→ PROVIDED RECORDS:

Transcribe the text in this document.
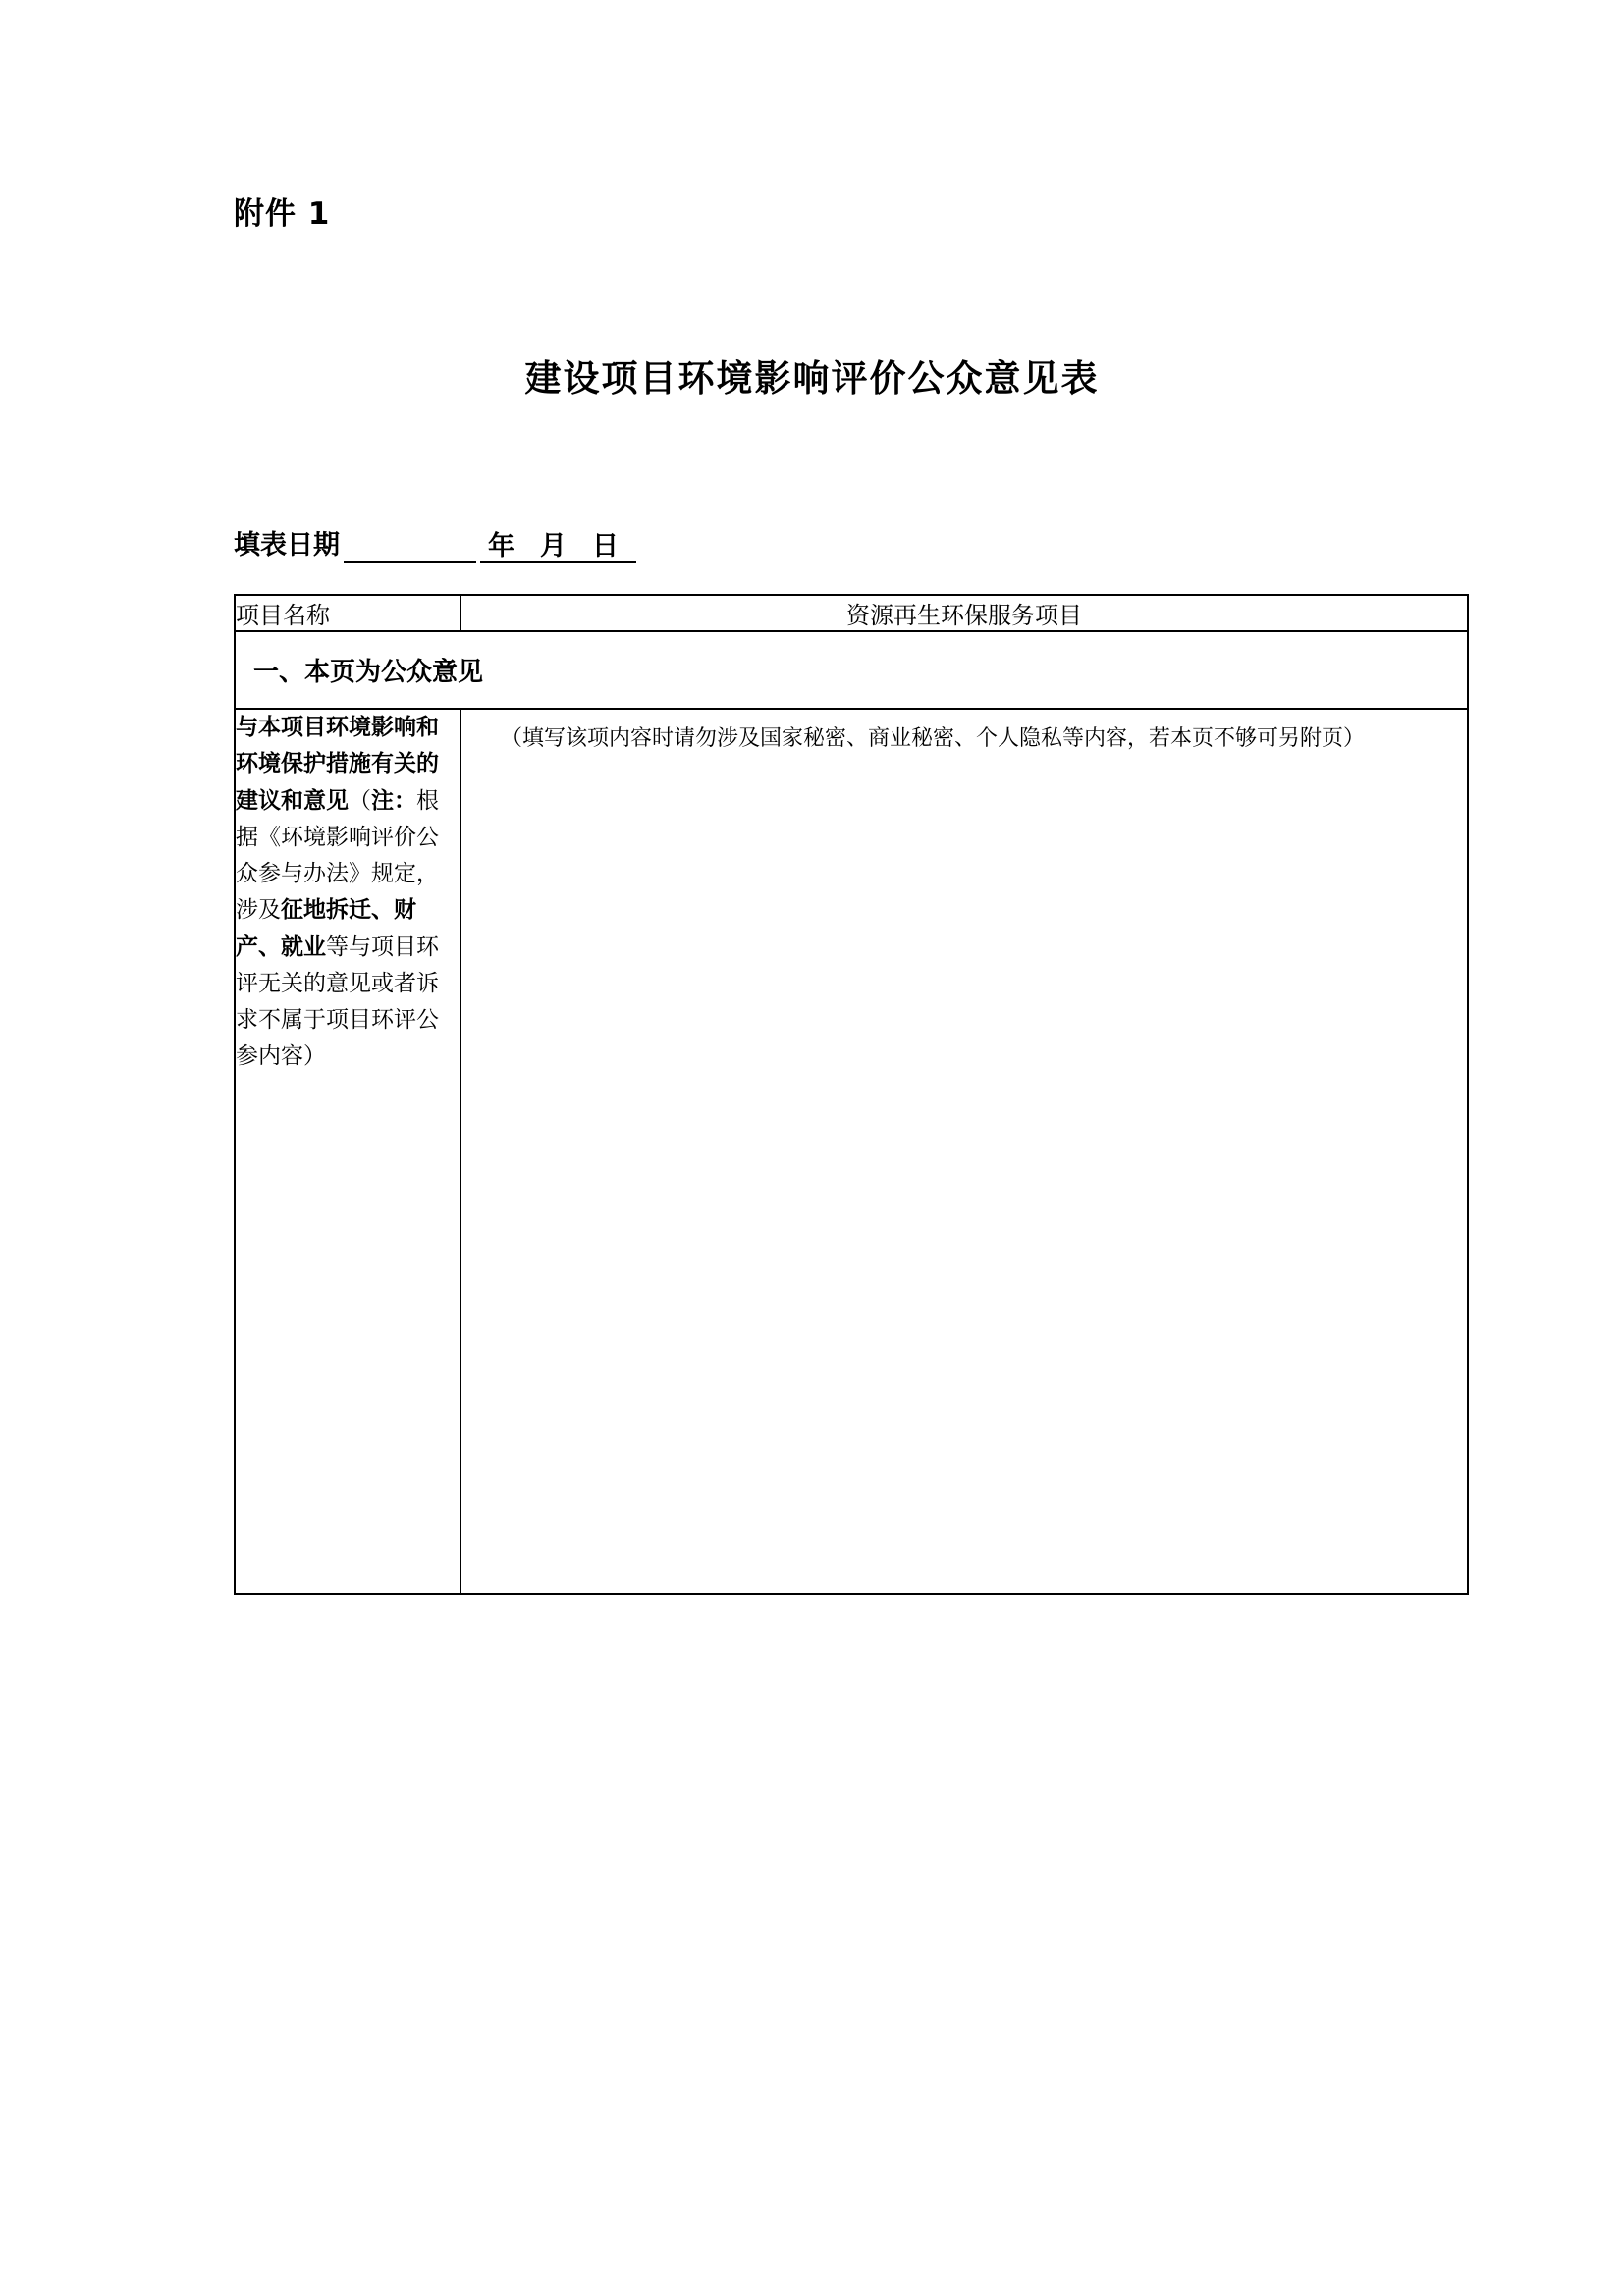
附件 1
建设项目环境影响评价公众意见表
填表日期	年 月 日
项目名称	资源再生环保服务项目
一、本页为公众意见	
与本项目环境影响和环境保护措施有关的建议和意见（注：根据《环境影响评价公众参与办法》规定，涉及征地拆迁、财产、就业等与项目环评无关的意见或者诉求不属于项目环评公参内容）	（填写该项内容时请勿涉及国家秘密、商业秘密、个人隐私等内容，若本页不够可另附页）
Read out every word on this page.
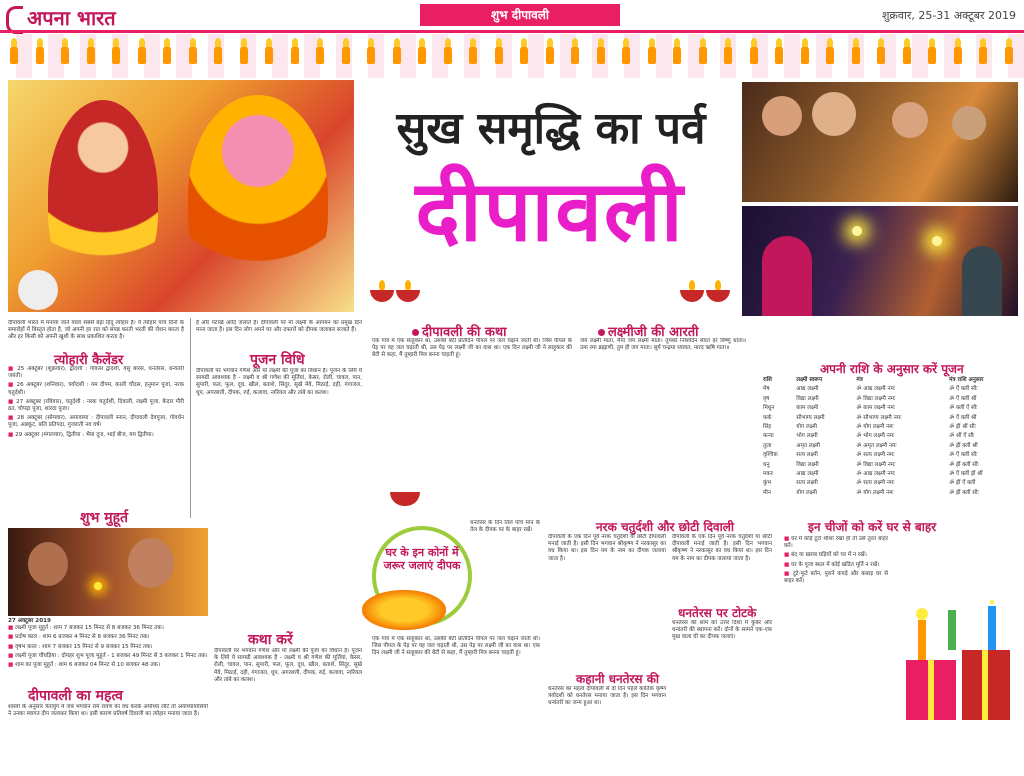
अपना भारत	शुभ दीपावली	शुक्रवार, 25-31 अक्टूबर 2019
सुख समृद्धि का पर्व
दीपावली
दीपावली भारत में मनाया जाने वाला सबसे बड़ा हिंदू त्योहार है। ये त्योहार पांच दिनों के समारोहों में विस्तृत होता है, जो अपनी हर रात को संपन्न करती भरती की रोशन करता है और हर किसी को अपनी खुशी के साथ प्रकाशित करता है।
त्योहारी कैलेंडर
■ 25 अक्टूबर (शुक्रवार), द्वादशी : गोवत्स द्वादशी, वसु बारस, धनतेरस, धन्वंतरी जयंती।
■ 26 अक्टूबर (शनिवार), त्रयोदशी : यम दीपम, काली चौदस, हनुमान पूजा, नरक चतुर्दशी।
■ 27 अक्टूबर (रविवार), चतुर्दशी : नरक चतुर्दशी, दिवाली, लक्ष्मी पूजा, केदार गौरी व्रत, चोपड़ा पूजा, शारदा पूजा।
■ 28 अक्टूबर (सोमवार), अमावस्या : दीपावली स्नान, दीपावली देवपूजा, गोवर्धन पूजा, अन्नकूट, बलि प्रतिपदा, गुजराती नव वर्ष।
■ 29 अक्टूबर (मंगलवार), द्वितीया : भैया दूज, भाई बीज, यम द्वितीया।
शुभ मुहूर्त
27 अक्टूबर 2019
■ लक्ष्मी पूजा मुहूर्त : शाम 7 बजकर 15 मिनट से 8 बजकर 36 मिनट तक।
■ प्रदोष काल : शाम 6 बजकर 4 मिनट से 8 बजकर 36 मिनट तक।
■ वृषभ काल : शाम 7 बजकर 15 मिनट से 9 बजकर 15 मिनट तक।
■ लक्ष्मी पूजा चौघड़िया : दोपहर शुभ पूजा मुहूर्त - 1 बजकर 49 मिनट से 3 बजकर 1 मिनट तक।
■ शाम का पूजा मुहूर्त : शाम 6 बजकर 04 मिनट से 10 बजकर 48 तक।
दीपावली का महत्व
शास्त्रों के अनुसार त्रेतायुग में जब भगवान राम रावण का वध करके अयोध्या लौटे तो अयोध्यावासियों ने उनका स्वागत दीप जलाकर किया था। इसी कारण प्रतिवर्ष दिवाली का त्योहार मनाया जाता है।
है और पटाखे आदि जलाते हैं। दीपावली पर माँ लक्ष्मी के आगमन का प्रमुख दिन माना जाता है। इस दिन लोग अपने घर और दफ्तरों को दीपक जलाकर सजाते हैं।
पूजन विधि
दीपावली पर भगवान गणेश और माँ लक्ष्मी की पूजा का विधान है। पूजन के लिये ये सामग्री आवश्यक है - लक्ष्मी व श्री गणेश की मूर्तियां, केसर, रोली, चावल, पान, सुपारी, फल, फूल, दूध, खील, बताशे, सिंदूर, सूखे मेवे, मिठाई, दही, गंगाजल, धूप, अगरबत्ती, दीपक, रुई, कलावा, नारियल और तांबे का कलश।
कथा करें
दीपावली पर भगवान गणेश और माँ लक्ष्मी की पूजा का विधान है। पूजन के लिये ये सामग्री आवश्यक है - लक्ष्मी व श्री गणेश की मूर्तियां, केसर, रोली, चावल, पान, सुपारी, फल, फूल, दूध, खील, बताशे, सिंदूर, सूखे मेवे, मिठाई, दही, गंगाजल, धूप, अगरबत्ती, दीपक, रुई, कलावा, नारियल और तांबे का कलश।
दीपावली की कथा
एक गांव में एक साहूकार था, उसकी बेटी प्रतिदिन पीपल पर जल चढ़ाने जाती थी। जिस पीपल के पेड़ पर वह जल चढ़ाती थी, उस पेड़ पर लक्ष्मी जी का वास था। एक दिन लक्ष्मी जी ने साहूकार की बेटी से कहा, मैं तुम्हारी मित्र बनना चाहती हूं।
लक्ष्मीजी की आरती
जय लक्ष्मी माता, मैया जय लक्ष्मी माता। तुमको निशिदिन सेवत हर विष्णु धाता॥ उमा रमा ब्रह्माणी, तुम ही जग माता। सूर्य चन्द्रमा ध्यावत, नारद ऋषि गाता॥
घर के इन कोनों में जरूर जलाएं दीपक
धनतेरस के दिन तिल पाँच मान के तेल के दीपक पर के बाहर रखें।
एक गांव में एक साहूकार था, उसकी बेटी प्रतिदिन पीपल पर जल चढ़ाने जाती थी। जिस पीपल के पेड़ पर वह जल चढ़ाती थी, उस पेड़ पर लक्ष्मी जी का वास था। एक दिन लक्ष्मी जी ने साहूकार की बेटी से कहा, मैं तुम्हारी मित्र बनना चाहती हूं।
नरक चतुर्दशी और छोटी दिवाली
दीपावली के एक दिन पूर्व नरक चतुर्दशी या छोटी दीपावली मनाई जाती है। इसी दिन भगवान श्रीकृष्ण ने नरकासुर का वध किया था। इस दिन यम के नाम का दीपक जलाया जाता है।
दीपावली के एक दिन पूर्व नरक चतुर्दशी या छोटी दीपावली मनाई जाती है। इसी दिन भगवान श्रीकृष्ण ने नरकासुर का वध किया था। इस दिन यम के नाम का दीपक जलाया जाता है।
कहानी धनतेरस की
धनतेरस का महत्व दीपावली से दो दिन पहले कार्तिक कृष्ण त्रयोदशी को धनतेरस मनाया जाता है। इस दिन भगवान धन्वंतरी का जन्म हुआ था।
धनतेरस पर टोटके
धनतेरस की शाम को उत्तर दिशा में कुबेर और धन्वंतरी की स्थापना करें। दोनों के सामने एक-एक मुख वाला घी का दीपक जलाएं।
अपनी राशि के अनुसार करें पूजन
राशि	लक्ष्मी स्वरूप	मंत्र	मंत्र राशि अनुसार
मेष	आद्य लक्ष्मी	ॐ आद्य लक्ष्म्यै नमः	ॐ ऐं क्लीं सौः
वृष	विद्या लक्ष्मी	ॐ विद्या लक्ष्म्यै नमः	ॐ ऐं क्लीं श्रीं
मिथुन	काम लक्ष्मी	ॐ काम लक्ष्म्यै नमः	ॐ क्लीं ऐं सौः
कर्क	सौभाग्य लक्ष्मी	ॐ सौभाग्य लक्ष्म्यै नमः	ॐ ऐं क्लीं श्रीं
सिंह	योग लक्ष्मी	ॐ योग लक्ष्म्यै नमः	ॐ ह्रीं श्रीं सौः
कन्या	भोग लक्ष्मी	ॐ भोग लक्ष्म्यै नमः	ॐ श्रीं ऐं सौः
तुला	अमृत लक्ष्मी	ॐ अमृत लक्ष्म्यै नमः	ॐ ह्रीं क्लीं श्रीं
वृश्चिक	सत्य लक्ष्मी	ॐ सत्य लक्ष्म्यै नमः	ॐ ऐं क्लीं सौः
धनु	विद्या लक्ष्मी	ॐ विद्या लक्ष्म्यै नमः	ॐ ह्रीं क्लीं सौः
मकर	आद्य लक्ष्मी	ॐ आद्य लक्ष्म्यै नमः	ॐ ऐं क्लीं ह्रीं श्रीं
कुंभ	सत्य लक्ष्मी	ॐ सत्य लक्ष्म्यै नमः	ॐ ह्रीं ऐं क्लीं
मीन	योग लक्ष्मी	ॐ योग लक्ष्म्यै नमः	ॐ ह्रीं क्लीं सौः
इन चीजों को करें घर से बाहर
■ घर में कोई टूटा शीशा रखा हो तो उसे तुरंत बाहर करें।
■ बंद या खराब घड़ियों को घर में न रखें।
■ घर के पूजा स्थल में कोई खंडित मूर्ति न रखें।
■ टूटे-फूटे बर्तन, पुराने कपड़े और कबाड़ घर से बाहर करें।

→ TO DO: Scan the material above for the string "बजकर" and return the lines that hold it.

→ WRITTEN ANSWER:
■ लक्ष्मी पूजा मुहूर्त : शाम 7 बजकर 15 मिनट से 8 बजकर 36 मिनट तक।
■ प्रदोष काल : शाम 6 बजकर 4 मिनट से 8 बजकर 36 मिनट तक।
■ वृषभ काल : शाम 7 बजकर 15 मिनट से 9 बजकर 15 मिनट तक।
■ लक्ष्मी पूजा चौघड़िया : दोपहर शुभ पूजा मुहूर्त - 1 बजकर 49 मिनट से 3 बजकर 1 मिनट तक।
■ शाम का पूजा मुहूर्त : शाम 6 बजकर 04 मिनट से 10 बजकर 48 तक।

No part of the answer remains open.